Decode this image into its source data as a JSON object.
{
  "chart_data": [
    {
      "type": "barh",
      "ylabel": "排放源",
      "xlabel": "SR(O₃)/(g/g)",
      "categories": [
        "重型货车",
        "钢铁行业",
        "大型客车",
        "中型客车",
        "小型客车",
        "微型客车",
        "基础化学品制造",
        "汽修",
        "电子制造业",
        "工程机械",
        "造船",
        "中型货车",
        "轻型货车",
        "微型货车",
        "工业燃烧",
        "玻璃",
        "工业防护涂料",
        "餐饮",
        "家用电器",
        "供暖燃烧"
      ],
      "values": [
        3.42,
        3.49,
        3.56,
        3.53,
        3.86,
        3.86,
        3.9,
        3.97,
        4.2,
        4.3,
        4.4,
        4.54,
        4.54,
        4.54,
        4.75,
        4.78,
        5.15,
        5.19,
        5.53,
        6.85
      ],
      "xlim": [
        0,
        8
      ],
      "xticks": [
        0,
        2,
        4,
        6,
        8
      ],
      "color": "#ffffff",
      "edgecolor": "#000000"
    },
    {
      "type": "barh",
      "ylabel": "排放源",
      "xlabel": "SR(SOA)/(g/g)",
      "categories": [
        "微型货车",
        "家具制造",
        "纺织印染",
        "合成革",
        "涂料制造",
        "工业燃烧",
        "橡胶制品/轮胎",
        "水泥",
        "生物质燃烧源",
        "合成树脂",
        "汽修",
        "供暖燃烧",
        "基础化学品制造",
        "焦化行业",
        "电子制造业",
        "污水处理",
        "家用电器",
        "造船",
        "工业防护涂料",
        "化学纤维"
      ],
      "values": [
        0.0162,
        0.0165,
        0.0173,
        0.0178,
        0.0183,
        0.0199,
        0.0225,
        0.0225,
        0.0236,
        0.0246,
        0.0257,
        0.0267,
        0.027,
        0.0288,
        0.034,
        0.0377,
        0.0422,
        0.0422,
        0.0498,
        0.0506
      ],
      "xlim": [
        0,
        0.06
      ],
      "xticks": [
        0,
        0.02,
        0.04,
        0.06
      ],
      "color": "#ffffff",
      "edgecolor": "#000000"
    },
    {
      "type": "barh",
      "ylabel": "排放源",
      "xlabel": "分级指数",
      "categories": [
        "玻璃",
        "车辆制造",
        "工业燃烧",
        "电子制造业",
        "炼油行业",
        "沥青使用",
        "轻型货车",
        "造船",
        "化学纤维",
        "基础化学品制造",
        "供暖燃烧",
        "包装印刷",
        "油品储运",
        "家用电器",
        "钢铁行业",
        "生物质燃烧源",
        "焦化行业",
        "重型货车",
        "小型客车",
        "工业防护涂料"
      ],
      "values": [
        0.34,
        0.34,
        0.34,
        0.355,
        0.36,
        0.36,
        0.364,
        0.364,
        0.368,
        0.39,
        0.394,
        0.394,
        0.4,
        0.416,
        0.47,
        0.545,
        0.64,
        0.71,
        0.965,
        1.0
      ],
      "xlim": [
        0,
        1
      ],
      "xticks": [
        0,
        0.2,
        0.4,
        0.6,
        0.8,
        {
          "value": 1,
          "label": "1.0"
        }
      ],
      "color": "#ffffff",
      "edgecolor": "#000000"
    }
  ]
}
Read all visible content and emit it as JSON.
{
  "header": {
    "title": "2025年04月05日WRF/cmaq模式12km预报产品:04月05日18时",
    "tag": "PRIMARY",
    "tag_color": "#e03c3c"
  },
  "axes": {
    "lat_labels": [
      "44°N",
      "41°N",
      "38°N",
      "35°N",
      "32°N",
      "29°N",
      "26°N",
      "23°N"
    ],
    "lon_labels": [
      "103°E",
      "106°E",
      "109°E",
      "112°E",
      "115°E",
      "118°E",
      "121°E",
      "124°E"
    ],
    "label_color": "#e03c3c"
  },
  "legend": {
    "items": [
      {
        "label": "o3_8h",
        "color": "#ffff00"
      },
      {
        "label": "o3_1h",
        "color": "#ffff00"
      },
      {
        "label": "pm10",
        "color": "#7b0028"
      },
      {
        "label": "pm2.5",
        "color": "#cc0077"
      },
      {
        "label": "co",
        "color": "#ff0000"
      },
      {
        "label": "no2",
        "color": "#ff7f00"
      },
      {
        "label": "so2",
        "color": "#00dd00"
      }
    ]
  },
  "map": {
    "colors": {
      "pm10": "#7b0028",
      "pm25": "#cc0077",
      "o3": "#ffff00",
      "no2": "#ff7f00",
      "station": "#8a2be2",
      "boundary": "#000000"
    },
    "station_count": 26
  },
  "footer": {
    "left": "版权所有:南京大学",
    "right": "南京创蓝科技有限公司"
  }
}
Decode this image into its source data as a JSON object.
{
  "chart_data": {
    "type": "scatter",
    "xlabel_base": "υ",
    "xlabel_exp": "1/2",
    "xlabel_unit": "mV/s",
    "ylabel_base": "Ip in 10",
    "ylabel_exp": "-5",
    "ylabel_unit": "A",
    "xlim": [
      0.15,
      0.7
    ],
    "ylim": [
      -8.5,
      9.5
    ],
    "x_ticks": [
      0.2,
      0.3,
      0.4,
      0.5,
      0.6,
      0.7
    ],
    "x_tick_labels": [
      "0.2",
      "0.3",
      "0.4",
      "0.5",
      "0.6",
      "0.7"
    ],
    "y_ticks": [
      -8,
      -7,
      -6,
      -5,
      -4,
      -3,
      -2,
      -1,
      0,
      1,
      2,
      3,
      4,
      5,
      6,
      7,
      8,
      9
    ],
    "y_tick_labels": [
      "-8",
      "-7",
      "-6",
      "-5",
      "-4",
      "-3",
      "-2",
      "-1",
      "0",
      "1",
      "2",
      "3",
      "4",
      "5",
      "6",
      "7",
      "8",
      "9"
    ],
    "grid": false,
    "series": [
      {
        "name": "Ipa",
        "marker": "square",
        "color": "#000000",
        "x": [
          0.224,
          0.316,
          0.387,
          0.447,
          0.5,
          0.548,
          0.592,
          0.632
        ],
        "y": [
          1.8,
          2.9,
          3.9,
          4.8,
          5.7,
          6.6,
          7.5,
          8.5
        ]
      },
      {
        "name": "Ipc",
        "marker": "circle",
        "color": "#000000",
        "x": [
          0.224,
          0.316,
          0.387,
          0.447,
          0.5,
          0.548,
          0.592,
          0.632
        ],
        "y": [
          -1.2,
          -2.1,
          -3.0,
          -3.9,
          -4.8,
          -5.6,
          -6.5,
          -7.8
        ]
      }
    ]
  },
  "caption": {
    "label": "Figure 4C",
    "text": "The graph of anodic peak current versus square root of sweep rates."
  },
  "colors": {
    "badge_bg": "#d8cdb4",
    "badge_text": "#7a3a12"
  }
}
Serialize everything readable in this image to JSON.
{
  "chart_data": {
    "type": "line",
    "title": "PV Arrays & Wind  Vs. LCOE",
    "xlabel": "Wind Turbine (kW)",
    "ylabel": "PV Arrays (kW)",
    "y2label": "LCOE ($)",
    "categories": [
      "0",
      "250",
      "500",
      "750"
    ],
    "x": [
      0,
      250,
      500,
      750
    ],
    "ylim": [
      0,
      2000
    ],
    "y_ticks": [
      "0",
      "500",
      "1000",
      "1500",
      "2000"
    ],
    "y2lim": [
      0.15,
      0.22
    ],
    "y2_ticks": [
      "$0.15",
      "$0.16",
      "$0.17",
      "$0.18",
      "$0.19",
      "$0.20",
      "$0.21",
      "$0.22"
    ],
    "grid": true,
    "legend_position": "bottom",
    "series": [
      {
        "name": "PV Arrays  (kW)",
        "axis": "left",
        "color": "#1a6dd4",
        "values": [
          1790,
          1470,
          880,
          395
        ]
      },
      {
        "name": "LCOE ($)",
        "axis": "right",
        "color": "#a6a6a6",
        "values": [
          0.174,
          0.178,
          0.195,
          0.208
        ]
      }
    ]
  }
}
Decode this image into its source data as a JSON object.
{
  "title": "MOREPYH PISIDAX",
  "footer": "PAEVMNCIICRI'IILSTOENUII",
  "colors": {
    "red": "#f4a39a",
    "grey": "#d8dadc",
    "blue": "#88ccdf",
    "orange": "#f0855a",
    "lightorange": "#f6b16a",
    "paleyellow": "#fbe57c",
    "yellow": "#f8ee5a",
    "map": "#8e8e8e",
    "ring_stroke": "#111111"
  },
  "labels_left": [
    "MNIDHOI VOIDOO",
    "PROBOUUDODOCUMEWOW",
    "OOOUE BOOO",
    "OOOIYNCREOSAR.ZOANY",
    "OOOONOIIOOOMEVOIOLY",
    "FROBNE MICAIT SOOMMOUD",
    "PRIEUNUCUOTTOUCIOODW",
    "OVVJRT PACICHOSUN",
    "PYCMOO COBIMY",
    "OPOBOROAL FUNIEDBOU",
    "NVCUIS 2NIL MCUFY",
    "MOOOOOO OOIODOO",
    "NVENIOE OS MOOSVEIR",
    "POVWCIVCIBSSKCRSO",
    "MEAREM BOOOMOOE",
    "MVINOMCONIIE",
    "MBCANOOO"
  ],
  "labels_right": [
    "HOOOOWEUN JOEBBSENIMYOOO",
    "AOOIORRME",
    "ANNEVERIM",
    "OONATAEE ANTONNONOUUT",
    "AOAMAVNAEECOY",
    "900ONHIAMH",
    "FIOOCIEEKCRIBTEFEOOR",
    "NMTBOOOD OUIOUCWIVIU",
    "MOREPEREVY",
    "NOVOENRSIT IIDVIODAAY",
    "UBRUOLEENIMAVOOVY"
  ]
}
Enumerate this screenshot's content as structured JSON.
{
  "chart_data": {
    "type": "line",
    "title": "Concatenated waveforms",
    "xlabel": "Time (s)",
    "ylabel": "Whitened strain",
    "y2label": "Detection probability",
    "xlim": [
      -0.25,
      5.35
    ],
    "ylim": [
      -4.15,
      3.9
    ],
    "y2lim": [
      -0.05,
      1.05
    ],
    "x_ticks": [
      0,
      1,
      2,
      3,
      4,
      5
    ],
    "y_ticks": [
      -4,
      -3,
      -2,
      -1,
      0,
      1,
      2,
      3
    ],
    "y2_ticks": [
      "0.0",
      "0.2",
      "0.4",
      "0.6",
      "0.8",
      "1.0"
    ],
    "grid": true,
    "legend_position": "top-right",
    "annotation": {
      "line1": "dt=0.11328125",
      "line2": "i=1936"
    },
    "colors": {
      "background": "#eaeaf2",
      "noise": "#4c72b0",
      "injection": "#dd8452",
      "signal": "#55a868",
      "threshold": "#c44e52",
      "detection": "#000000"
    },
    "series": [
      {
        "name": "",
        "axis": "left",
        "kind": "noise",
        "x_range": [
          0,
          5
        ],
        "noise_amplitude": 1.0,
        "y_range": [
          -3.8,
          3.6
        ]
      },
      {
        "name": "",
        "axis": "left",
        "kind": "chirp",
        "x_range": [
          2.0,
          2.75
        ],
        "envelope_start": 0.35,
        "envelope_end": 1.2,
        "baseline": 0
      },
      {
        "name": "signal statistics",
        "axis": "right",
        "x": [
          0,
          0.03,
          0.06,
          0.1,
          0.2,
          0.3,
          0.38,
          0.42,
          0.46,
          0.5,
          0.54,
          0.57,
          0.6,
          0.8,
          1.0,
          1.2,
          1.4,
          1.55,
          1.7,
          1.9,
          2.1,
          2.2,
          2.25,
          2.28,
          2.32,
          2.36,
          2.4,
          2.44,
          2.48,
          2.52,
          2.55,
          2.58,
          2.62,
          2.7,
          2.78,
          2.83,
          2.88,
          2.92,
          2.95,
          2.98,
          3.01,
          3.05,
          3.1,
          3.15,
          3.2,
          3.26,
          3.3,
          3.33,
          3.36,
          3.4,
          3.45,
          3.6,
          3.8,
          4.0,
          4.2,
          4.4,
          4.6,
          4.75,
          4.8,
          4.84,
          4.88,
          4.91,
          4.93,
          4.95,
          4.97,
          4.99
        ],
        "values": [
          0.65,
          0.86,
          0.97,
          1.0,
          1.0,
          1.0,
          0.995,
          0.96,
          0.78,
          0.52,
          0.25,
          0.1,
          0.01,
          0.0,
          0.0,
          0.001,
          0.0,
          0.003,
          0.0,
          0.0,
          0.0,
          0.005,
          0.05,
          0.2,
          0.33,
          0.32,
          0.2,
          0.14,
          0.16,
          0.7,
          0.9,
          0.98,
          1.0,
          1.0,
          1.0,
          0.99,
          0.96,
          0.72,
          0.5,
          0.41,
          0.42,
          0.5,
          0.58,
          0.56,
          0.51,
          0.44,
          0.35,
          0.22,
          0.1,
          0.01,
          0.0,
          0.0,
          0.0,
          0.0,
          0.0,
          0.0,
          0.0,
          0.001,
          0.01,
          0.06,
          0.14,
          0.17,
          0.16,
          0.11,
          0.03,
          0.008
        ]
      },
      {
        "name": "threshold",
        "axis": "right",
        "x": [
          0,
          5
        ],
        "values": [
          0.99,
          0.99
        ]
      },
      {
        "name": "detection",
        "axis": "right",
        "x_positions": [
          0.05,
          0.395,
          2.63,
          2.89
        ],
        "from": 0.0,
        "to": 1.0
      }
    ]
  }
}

= = = = = = =

**REQUIRED WORK:**
Looking back at the lines above, state how many contain the word "name", and supply nothing besides the number.

**FINISHED TASK:**
9